____ Provided information

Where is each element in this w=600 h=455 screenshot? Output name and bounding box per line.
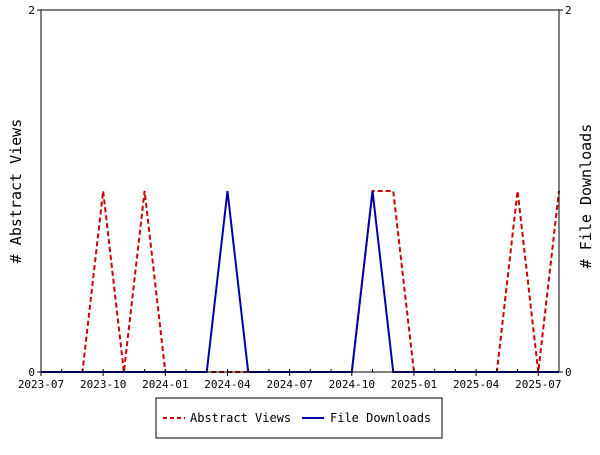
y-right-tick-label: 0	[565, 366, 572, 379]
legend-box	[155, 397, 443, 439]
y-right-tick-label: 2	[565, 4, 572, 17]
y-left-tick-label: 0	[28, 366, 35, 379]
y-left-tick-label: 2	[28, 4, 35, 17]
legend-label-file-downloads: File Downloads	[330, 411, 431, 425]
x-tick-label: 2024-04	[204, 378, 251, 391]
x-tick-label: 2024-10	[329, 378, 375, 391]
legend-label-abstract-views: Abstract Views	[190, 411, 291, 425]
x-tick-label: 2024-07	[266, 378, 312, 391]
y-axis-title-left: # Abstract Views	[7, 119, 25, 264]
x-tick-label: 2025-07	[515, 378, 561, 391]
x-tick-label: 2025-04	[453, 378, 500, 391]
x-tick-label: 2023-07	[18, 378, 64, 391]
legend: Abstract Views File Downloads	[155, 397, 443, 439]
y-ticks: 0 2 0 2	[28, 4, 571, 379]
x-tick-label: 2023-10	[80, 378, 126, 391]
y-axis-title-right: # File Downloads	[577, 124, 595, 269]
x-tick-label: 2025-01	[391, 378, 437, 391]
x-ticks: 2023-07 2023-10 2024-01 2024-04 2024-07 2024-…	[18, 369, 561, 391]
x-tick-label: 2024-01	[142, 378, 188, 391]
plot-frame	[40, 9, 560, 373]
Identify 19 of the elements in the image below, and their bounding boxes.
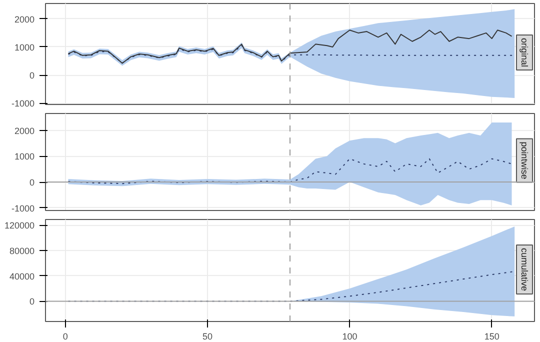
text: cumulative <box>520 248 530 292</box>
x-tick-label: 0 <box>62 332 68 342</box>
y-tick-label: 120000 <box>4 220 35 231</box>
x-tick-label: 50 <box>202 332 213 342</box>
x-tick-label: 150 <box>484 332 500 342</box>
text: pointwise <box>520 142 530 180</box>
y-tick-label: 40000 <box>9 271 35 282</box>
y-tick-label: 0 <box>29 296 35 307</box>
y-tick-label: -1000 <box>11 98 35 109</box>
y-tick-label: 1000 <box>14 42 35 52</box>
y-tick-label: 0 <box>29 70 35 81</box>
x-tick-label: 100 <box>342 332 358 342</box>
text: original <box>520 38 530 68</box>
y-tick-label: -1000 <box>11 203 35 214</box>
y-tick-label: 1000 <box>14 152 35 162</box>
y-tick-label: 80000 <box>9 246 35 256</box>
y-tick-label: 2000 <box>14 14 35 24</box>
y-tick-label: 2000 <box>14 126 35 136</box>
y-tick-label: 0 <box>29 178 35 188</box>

________

--- Goal ---
Put each line of the entries above into a JSON list of strings, one string per line, skipping blank lines and leaving out the pictures.

--- Full solution ---
[
  "Where is each element in this w=600 h=455 screenshot? Output name and bounding box per line.",
  "y-right-tick-label: 0\t[565, 366, 572, 379]",
  "legend-box\t[155, 397, 443, 439]",
  "y-right-tick-label: 2\t[565, 4, 572, 17]",
  "y-left-tick-label: 0\t[28, 366, 35, 379]",
  "y-left-tick-label: 2\t[28, 4, 35, 17]",
  "legend-label-file-downloads: File Downloads\t[330, 411, 431, 425]",
  "x-tick-label: 2024-04\t[204, 378, 251, 391]",
  "x-tick-label: 2024-10\t[329, 378, 375, 391]",
  "legend-label-abstract-views: Abstract Views\t[190, 411, 291, 425]",
  "x-tick-label: 2024-07\t[266, 378, 312, 391]",
  "y-axis-title-left: # Abstract Views\t[7, 119, 25, 264]",
  "x-tick-label: 2025-07\t[515, 378, 561, 391]",
  "x-tick-label: 2025-04\t[453, 378, 500, 391]",
  "x-tick-label: 2023-07\t[18, 378, 64, 391]",
  "legend: Abstract Views File Downloads\t[155, 397, 443, 439]",
  "y-ticks: 0 2 0 2\t[28, 4, 571, 379]",
  "x-tick-label: 2023-10\t[80, 378, 126, 391]",
  "y-axis-title-right: # File Downloads\t[577, 124, 595, 269]",
  "x-tick-label: 2025-01\t[391, 378, 437, 391]",
  "x-ticks: 2023-07 2023-10 2024-01 2024-04 2024-07 2024-…\t[18, 369, 561, 391]",
  "x-tick-label: 2024-01\t[142, 378, 188, 391]",
  "plot-frame\t[40, 9, 560, 373]",
  "Identify 19 of the elements in the image below, and their bounding boxes.",
  "text: cumulative <box>520 248 530 292</box>",
  "x-tick-label: 0 <box>62 332 68 342</box>",
  "y-tick-label: 120000 <box>4 220 35 231</box>",
  "x-tick-label: 50 <box>202 332 213 342</box>",
  "x-tick-label: 150 <box>484 332 500 342</box>",
  "text: pointwise <box>520 142 530 180</box>",
  "y-tick-label: 40000 <box>9 271 35 282</box>",
  "y-tick-label: 0 <box>29 296 35 307</box>",
  "y-tick-label: -1000 <box>11 98 35 109</box>",
  "y-tick-label: 1000 <box>14 42 35 52</box>",
  "y-tick-label: 0 <box>29 70 35 81</box>",
  "x-tick-label: 100 <box>342 332 358 342</box>",
  "text: original <box>520 38 530 68</box>",
  "y-tick-label: -1000 <box>11 203 35 214</box>",
  "y-tick-label: 1000 <box>14 152 35 162</box>",
  "y-tick-label: 80000 <box>9 246 35 256</box>",
  "y-tick-label: 2000 <box>14 14 35 24</box>",
  "y-tick-label: 2000 <box>14 126 35 136</box>",
  "y-tick-label: 0 <box>29 178 35 188</box>"
]